## Stated task
Bring together all lines of the material below that contain the string "soot".

Raw records
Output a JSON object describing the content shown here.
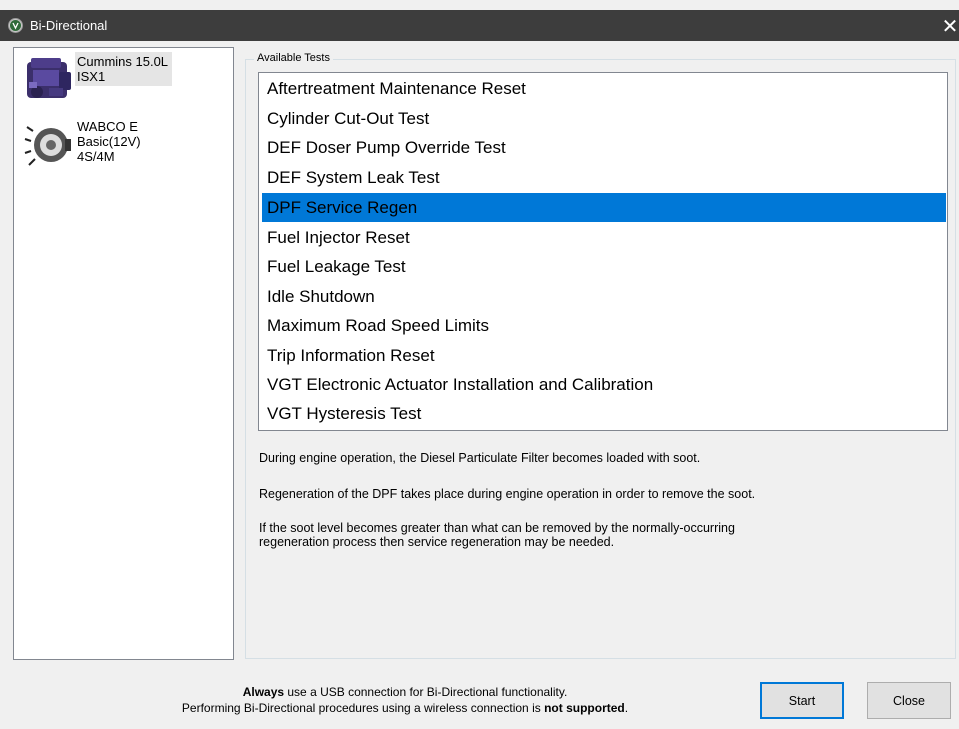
{
  "window": {
    "title": "Bi-Directional",
    "close_glyph": "✕"
  },
  "devices": [
    {
      "label": "Cummins 15.0L\nISX1",
      "icon": "engine-icon",
      "selected": true
    },
    {
      "label": "WABCO E\nBasic(12V)\n4S/4M",
      "icon": "abs-modulator-icon",
      "selected": false
    }
  ],
  "group": {
    "legend": "Available Tests"
  },
  "tests": [
    "Aftertreatment Maintenance Reset",
    "Cylinder Cut-Out Test",
    "DEF Doser Pump Override Test",
    "DEF System Leak Test",
    "DPF Service Regen",
    "Fuel Injector Reset",
    "Fuel Leakage Test",
    "Idle Shutdown",
    "Maximum Road Speed Limits",
    "Trip Information Reset",
    "VGT Electronic Actuator Installation and Calibration",
    "VGT Hysteresis Test"
  ],
  "selected_test": "DPF Service Regen",
  "description": {
    "p1": "During engine operation, the Diesel Particulate Filter becomes loaded with soot.",
    "p2": "Regeneration of the DPF takes place during engine operation in order to remove the soot.",
    "p3_line1": "If the soot level becomes greater than what can be removed by the normally-occurring",
    "p3_line2": "regeneration process then service regeneration may be needed."
  },
  "footer": {
    "line1_bold": "Always",
    "line1_rest": " use a USB connection for Bi-Directional functionality.",
    "line2_pre": "Performing Bi-Directional procedures using a wireless connection is ",
    "line2_bold": "not supported",
    "line2_post": "."
  },
  "buttons": {
    "start": "Start",
    "close": "Close"
  },
  "colors": {
    "selection": "#0078d7",
    "titlebar": "#3d3d3d"
  }
}
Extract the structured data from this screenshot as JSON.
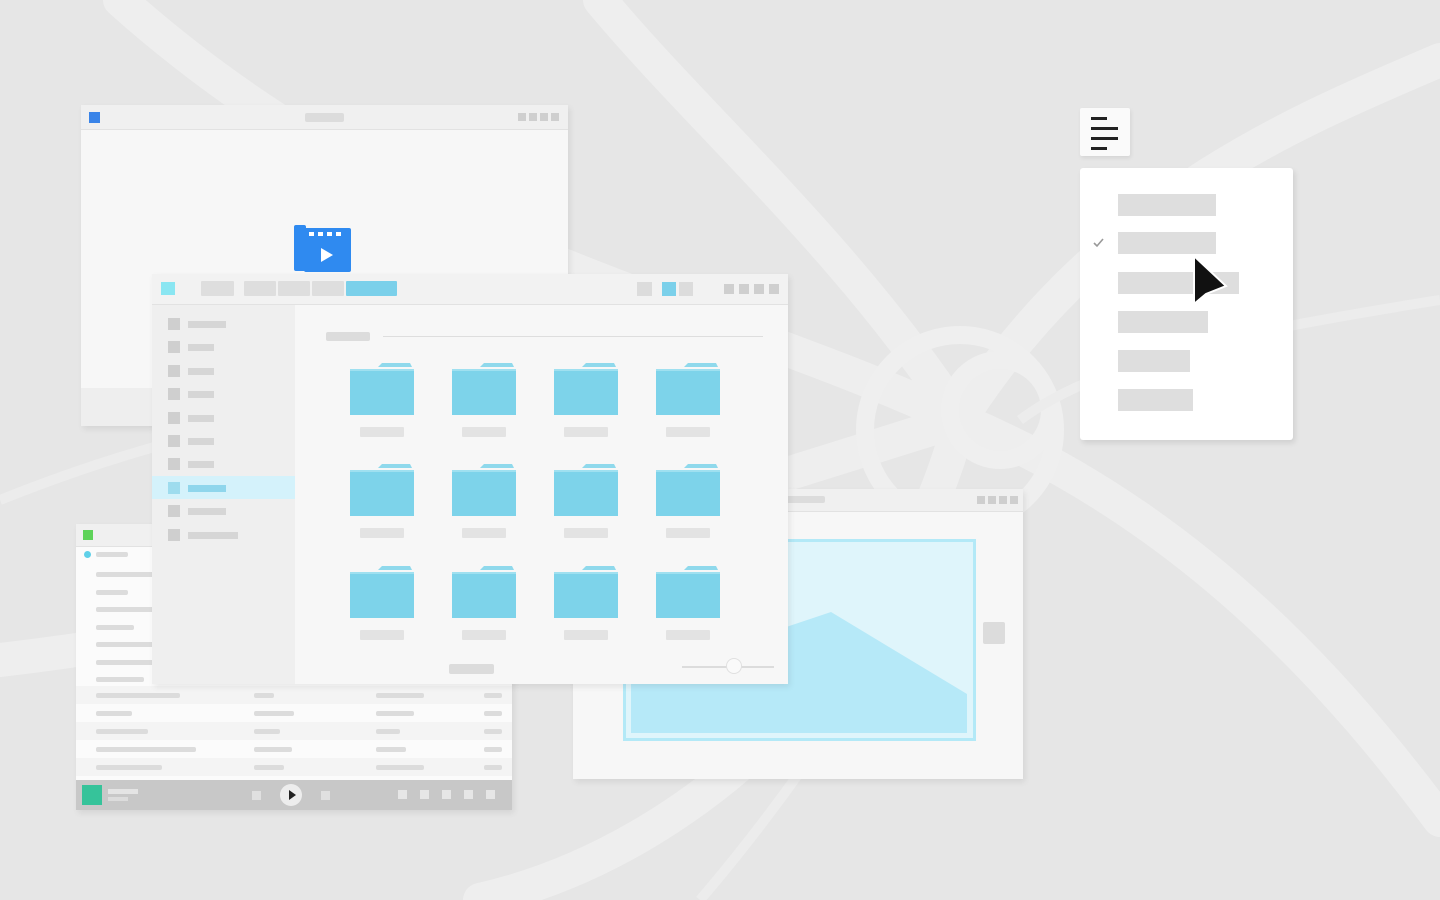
{
  "desktop": {
    "background_color": "#e6e6e6",
    "swirl_color": "#ededed"
  },
  "video_window": {
    "app_icon": "video-player-icon",
    "accent_color": "#2f8af0"
  },
  "file_manager": {
    "sidebar": {
      "items": [
        {
          "icon": "folder-icon",
          "selected": false
        },
        {
          "icon": "folder-icon",
          "selected": false
        },
        {
          "icon": "folder-icon",
          "selected": false
        },
        {
          "icon": "folder-icon",
          "selected": false
        },
        {
          "icon": "folder-icon",
          "selected": false
        },
        {
          "icon": "folder-icon",
          "selected": false
        },
        {
          "icon": "folder-icon",
          "selected": false
        },
        {
          "icon": "folder-icon",
          "selected": true
        },
        {
          "icon": "folder-icon",
          "selected": false
        },
        {
          "icon": "folder-icon",
          "selected": false
        }
      ]
    },
    "folder_count": 12,
    "folder_color": "#7dd3ea",
    "accent_color": "#7bd0ea",
    "zoom_slider_level": 0.57
  },
  "music_player": {
    "accent_color": "#36c39a",
    "status_dot_color": "#5fd0e8"
  },
  "image_viewer": {
    "image_icon": "image-placeholder-icon",
    "frame_color": "#b3e9f7"
  },
  "popup_menu": {
    "trigger_icon": "hamburger-menu-icon",
    "checked_item_index": 1,
    "item_count": 6
  },
  "cursor": {
    "icon": "mouse-pointer-icon"
  }
}
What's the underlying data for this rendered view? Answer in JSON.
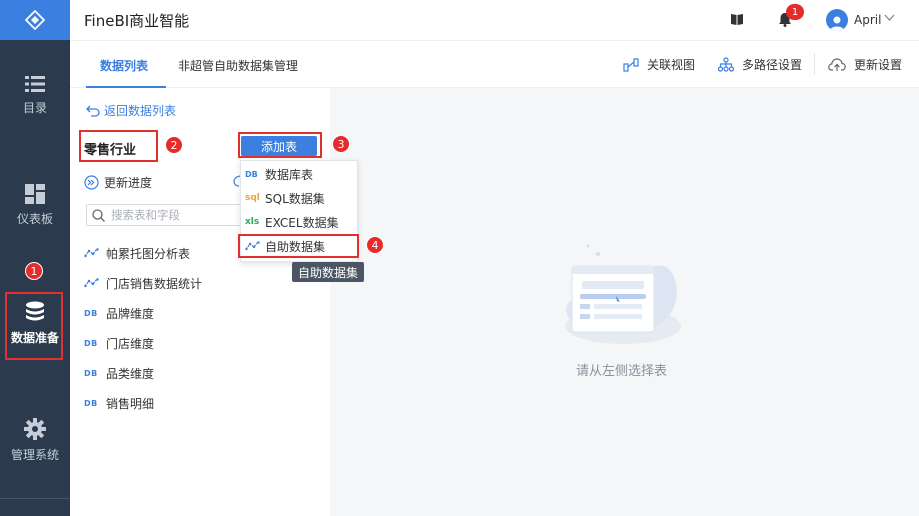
{
  "app": {
    "title": "FineBI商业智能"
  },
  "user": {
    "name": "April",
    "notification_count": "1"
  },
  "sidebar": {
    "items": [
      {
        "label": "目录",
        "icon": "list-icon"
      },
      {
        "label": "仪表板",
        "icon": "dashboard-icon"
      },
      {
        "label": "数据准备",
        "icon": "database-icon",
        "active": true
      },
      {
        "label": "管理系统",
        "icon": "gear-icon"
      }
    ]
  },
  "tabs": [
    {
      "label": "数据列表",
      "active": true
    },
    {
      "label": "非超管自助数据集管理"
    }
  ],
  "toolbar": {
    "relation_view": "关联视图",
    "multipath": "多路径设置",
    "update_settings": "更新设置"
  },
  "left": {
    "back": "返回数据列表",
    "package_title": "零售行业",
    "add_table": "添加表",
    "update_progress": "更新进度",
    "search_placeholder": "搜索表和字段",
    "tables": [
      {
        "name": "帕累托图分析表",
        "type": "self-service"
      },
      {
        "name": "门店销售数据统计",
        "type": "self-service"
      },
      {
        "name": "品牌维度",
        "type": "db"
      },
      {
        "name": "门店维度",
        "type": "db"
      },
      {
        "name": "品类维度",
        "type": "db"
      },
      {
        "name": "销售明细",
        "type": "db"
      }
    ]
  },
  "dropdown": {
    "items": [
      {
        "label": "数据库表",
        "icon_text": "DB"
      },
      {
        "label": "SQL数据集",
        "icon_text": "sql"
      },
      {
        "label": "EXCEL数据集",
        "icon_text": "xls"
      },
      {
        "label": "自助数据集",
        "icon_text": ""
      }
    ]
  },
  "tooltip": "自助数据集",
  "empty_state": "请从左侧选择表",
  "annotations": [
    "1",
    "1",
    "2",
    "3",
    "4"
  ],
  "colors": {
    "accent": "#3b7fe0",
    "sidebar": "#2b3a4d",
    "annotation": "#e0312f"
  }
}
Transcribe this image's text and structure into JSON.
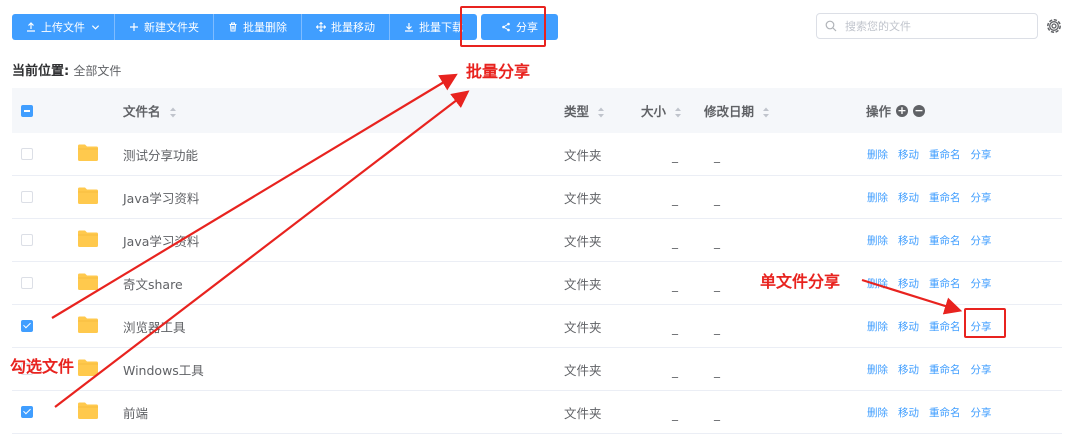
{
  "toolbar": {
    "upload": "上传文件",
    "new_folder": "新建文件夹",
    "batch_delete": "批量删除",
    "batch_move": "批量移动",
    "batch_download": "批量下载",
    "share": "分享"
  },
  "search": {
    "placeholder": "搜索您的文件"
  },
  "breadcrumb": {
    "label": "当前位置:",
    "item": "全部文件"
  },
  "columns": {
    "name": "文件名",
    "type": "类型",
    "size": "大小",
    "date": "修改日期",
    "ops": "操作"
  },
  "rows": [
    {
      "name": "测试分享功能",
      "type": "文件夹",
      "size": "_",
      "date": "_",
      "checked": false
    },
    {
      "name": "Java学习资料",
      "type": "文件夹",
      "size": "_",
      "date": "_",
      "checked": false
    },
    {
      "name": "Java学习资料",
      "type": "文件夹",
      "size": "_",
      "date": "_",
      "checked": false
    },
    {
      "name": "奇文share",
      "type": "文件夹",
      "size": "_",
      "date": "_",
      "checked": false
    },
    {
      "name": "浏览器工具",
      "type": "文件夹",
      "size": "_",
      "date": "_",
      "checked": true
    },
    {
      "name": "Windows工具",
      "type": "文件夹",
      "size": "_",
      "date": "_",
      "checked": false
    },
    {
      "name": "前端",
      "type": "文件夹",
      "size": "_",
      "date": "_",
      "checked": true
    }
  ],
  "row_ops": {
    "delete": "删除",
    "move": "移动",
    "rename": "重命名",
    "share": "分享"
  },
  "annotations": {
    "batch_share": "批量分享",
    "single_share": "单文件分享",
    "select_files": "勾选文件"
  },
  "colors": {
    "accent": "#409eff",
    "annotation": "#e8231f",
    "folder": "#ffc94d"
  }
}
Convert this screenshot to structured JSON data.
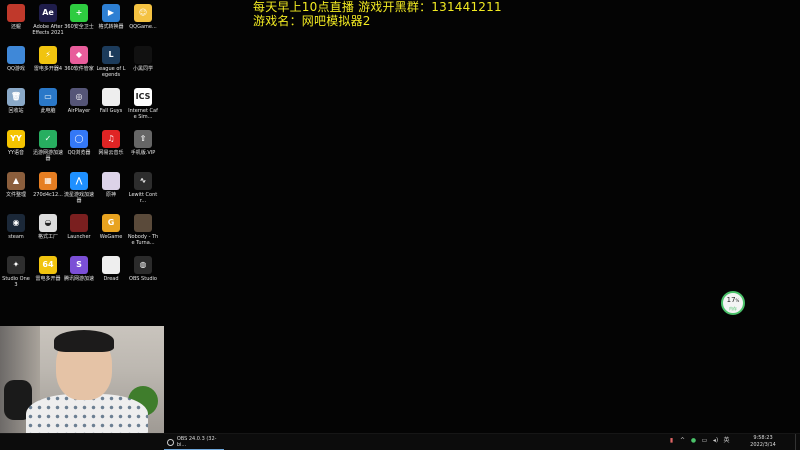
{
  "overlay": {
    "line1": "每天早上10点直播   游戏开黑群：131441211",
    "line2": "游戏名：网吧模拟器2"
  },
  "desktop_icons": [
    {
      "label": "还鲲",
      "color": "#c0392b",
      "glyph": ""
    },
    {
      "label": "Adobe After Effects 2021",
      "color": "#1f1d4a",
      "glyph": "Ae"
    },
    {
      "label": "360安全卫士",
      "color": "#2ecc40",
      "glyph": "+"
    },
    {
      "label": "格式转换器",
      "color": "#2d7fd3",
      "glyph": "▶"
    },
    {
      "label": "QQGame...",
      "color": "#f4c242",
      "glyph": "☺"
    },
    {
      "label": "QQ游戏",
      "color": "#3f88d8",
      "glyph": ""
    },
    {
      "label": "雷电多开器4",
      "color": "#f1c40f",
      "glyph": "⚡"
    },
    {
      "label": "360软件管家",
      "color": "#e85d9b",
      "glyph": "◆"
    },
    {
      "label": "League of Legends",
      "color": "#1c3b5b",
      "glyph": "L"
    },
    {
      "label": "小黑同学",
      "color": "#111111",
      "glyph": ""
    },
    {
      "label": "回收站",
      "color": "#8aa9c8",
      "glyph": "🗑"
    },
    {
      "label": "此电脑",
      "color": "#2a78c8",
      "glyph": "▭"
    },
    {
      "label": "AirPlayer",
      "color": "#555577",
      "glyph": "◎"
    },
    {
      "label": "Fall Guys",
      "color": "#eeeeee",
      "glyph": ""
    },
    {
      "label": "Internet Cafe Sim...",
      "color": "#ffffff",
      "glyph": "ICS"
    },
    {
      "label": "YY语音",
      "color": "#f5c400",
      "glyph": "YY"
    },
    {
      "label": "迅游网游加速器",
      "color": "#27ae60",
      "glyph": "✓"
    },
    {
      "label": "QQ浏览器",
      "color": "#3478f6",
      "glyph": "◯"
    },
    {
      "label": "网易云音乐",
      "color": "#e02424",
      "glyph": "♫"
    },
    {
      "label": "手机版.VIP",
      "color": "#666666",
      "glyph": "⇧"
    },
    {
      "label": "文件整理",
      "color": "#8b5e3c",
      "glyph": "▲"
    },
    {
      "label": "270d4c12...",
      "color": "#e67e22",
      "glyph": "▦"
    },
    {
      "label": "流星游戏加速器",
      "color": "#1e90ff",
      "glyph": "⋀"
    },
    {
      "label": "原神",
      "color": "#dcd3e8",
      "glyph": ""
    },
    {
      "label": "Lewitt Contr...",
      "color": "#2d2d2d",
      "glyph": "∿"
    },
    {
      "label": "steam",
      "color": "#1b2838",
      "glyph": "◉"
    },
    {
      "label": "格式工厂",
      "color": "#dddddd",
      "glyph": "◒"
    },
    {
      "label": "Launcher",
      "color": "#7a1f1f",
      "glyph": ""
    },
    {
      "label": "WeGame",
      "color": "#e8a320",
      "glyph": "G"
    },
    {
      "label": "Nobody - The Turna...",
      "color": "#5a4a3a",
      "glyph": ""
    },
    {
      "label": "Studio One 3",
      "color": "#2e2e2e",
      "glyph": "✦"
    },
    {
      "label": "雷电多开器",
      "color": "#f1c40f",
      "glyph": "64"
    },
    {
      "label": "腾讯网游加速",
      "color": "#7b4fd6",
      "glyph": "S"
    },
    {
      "label": "Dread",
      "color": "#eeeeee",
      "glyph": ""
    },
    {
      "label": "OBS Studio",
      "color": "#2b2b2b",
      "glyph": "◍"
    }
  ],
  "widget": {
    "value": "17",
    "unit": "%",
    "sub": "内存"
  },
  "taskbar": {
    "app_label": "OBS 24.0.3 (32-bi...",
    "tray_icons": [
      "flag-icon",
      "chevron-up-icon",
      "wechat-icon",
      "network-icon",
      "speaker-icon",
      "ime-icon"
    ],
    "tray_glyphs": [
      "▮",
      "^",
      "●",
      "▭",
      "◂)",
      "英"
    ],
    "time": "9:58:23",
    "date": "2022/3/14"
  }
}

## Solution to this exercise
    "p1": "During engine operation, the Diesel Particulate Filter becomes loaded with soot.",
    "p2": "Regeneration of the DPF takes place during engine operation in order to remove the soot.",
    "p3_line1": "If the soot level becomes greater than what can be removed by the normally-occurring",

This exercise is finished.